§ **EXTRACTED TEXT**
+++++

In order to analyze text as data, we often need to encode it in some way.

By encoding here, we just mean choosing a representation of the data, and for text data the goal is to choose a representation that is more amenable for computational analysis. There are many possibilities, and which approach works best depends largely on the context of the data and the analyses to be performed. Choosing how to encode text data is a key topic in NLP.

Here, we will explore a couple simple encoding approaches, which in this case are basically ways to count the words and measure occurrences in text data. By measuring how often certain words occur, we can characterize the text as numerical data, and open up access to numerical analysis of the data.

Some common encodings for text data are:

  • Bag of Words (BoW)

    • Text is encoded as a collection of words & frequencies

  • Term Frequency / Inverse Document Frequency (TF/IDF)

    • TF/IDF is a weighting that stores words with relation to their commonality across a corpus.

Next we will walk through an example of encoding text as BoW and TF-IDF.

# Imports
%matplotlib inline

# Standard Python has some useful string tools
import string

# Collections is a part of standard Python, with some useful data objects
from collections import Counter

import numpy as np
import matplotlib.pyplot as plt

# Scikit-learn has some useful NLP tools, such as a TFIDF vectorizer
from sklearn.feature_extraction.text import TfidfVectorizer

Load some Data

The data we will be looking at is a small subset of the BookCorpus dataset. The original dataset can be found here:

The original dataset was collected from more than 11,000 books, and has already been tokenised at both the sentence and word level.

The small subset provided and used here contains the first 10,000 sentences.

# Load the data
with open('files/book10k.txt', 'r') as file:
    sents = file.readlines()
# Check out the data - print out the first and last sentences, as examples
the half-ling book one in the fall of igneeria series kaylee soderburg copyright 2013 kaylee soderburg all rights reserved .

+++++

§ **SUPPLIED DATA**
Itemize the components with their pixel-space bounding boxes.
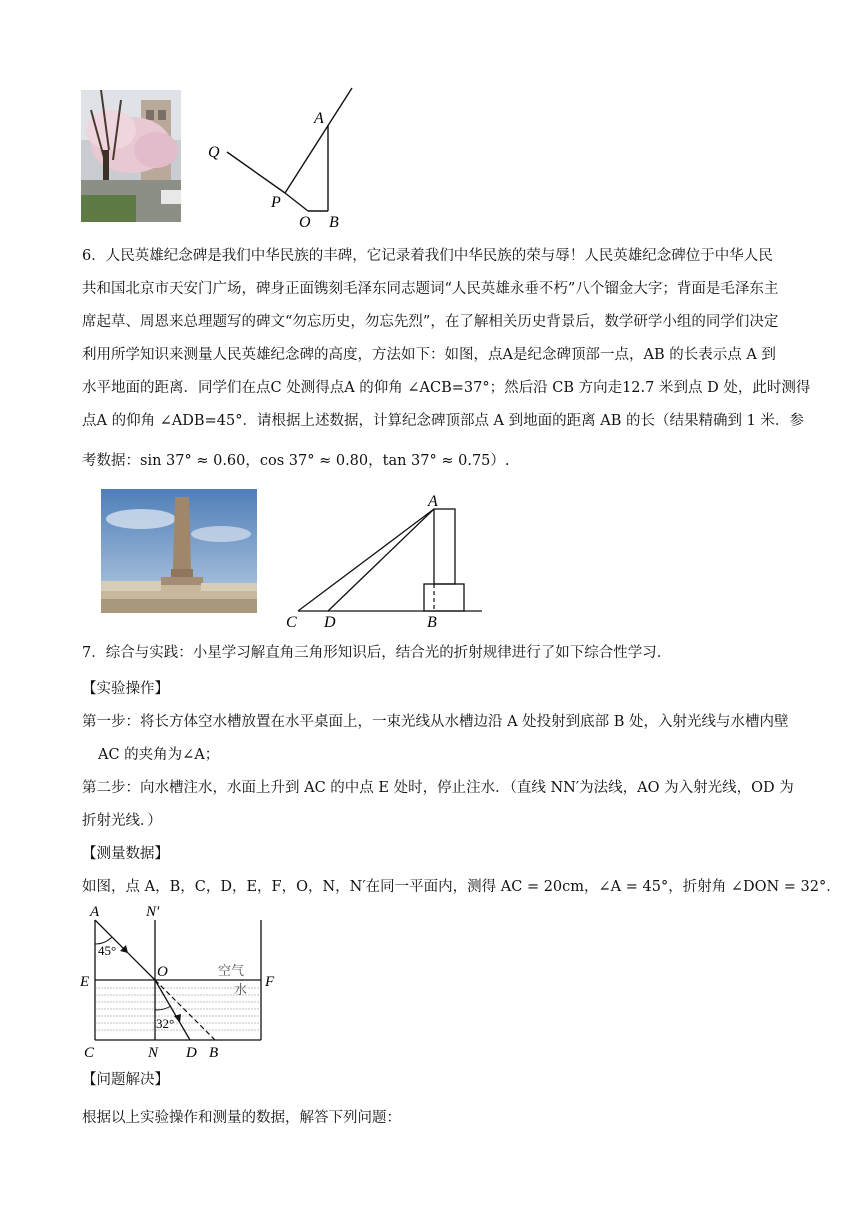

+++++

§ **WHAT YOU NEED TO DO**
Continue the tutorial on encoding text as data, starting right after its last line.

§ **REPLY TO THE TASK**
alejo was sure the fact that he was nervously repeating mass along with five wrinkly , age-encrusted spanish women meant that stalin was rethinking whether he was going to pay the price .


First, let’s do some standard text pre-processing.

# Preprocessing: strip all extra whitespace from the sentences
sents = [sent.strip() for sent in sents]

Let’s first take a look at the word frequencies in this data.

To do so, we can tokenize the text, count occurences, and then we can have a look at the most frequent words in the dataset.

# Tokenize all the sentences into words
#  This collects all the word tokens together into one big list
tokens = []
for x in sents:
# Check out how many words are in the data
print('Number of words in the data: \t', len(tokens))
print('Number of unique words: \t', len(set(tokens)))
Number of words in the data: 	 140094
Number of unique words: 	 8221


Next, let’s try a ‘bag-of-words’ representation of the data.

After tokenization, a ‘bag-of-words’ can be computed by counting how often each token occurs, which we can do with the Counter object.

A 'bag of words' model, of representation, is way to represent text data by counting occurences of tokens.
Bag of words on wikipedia.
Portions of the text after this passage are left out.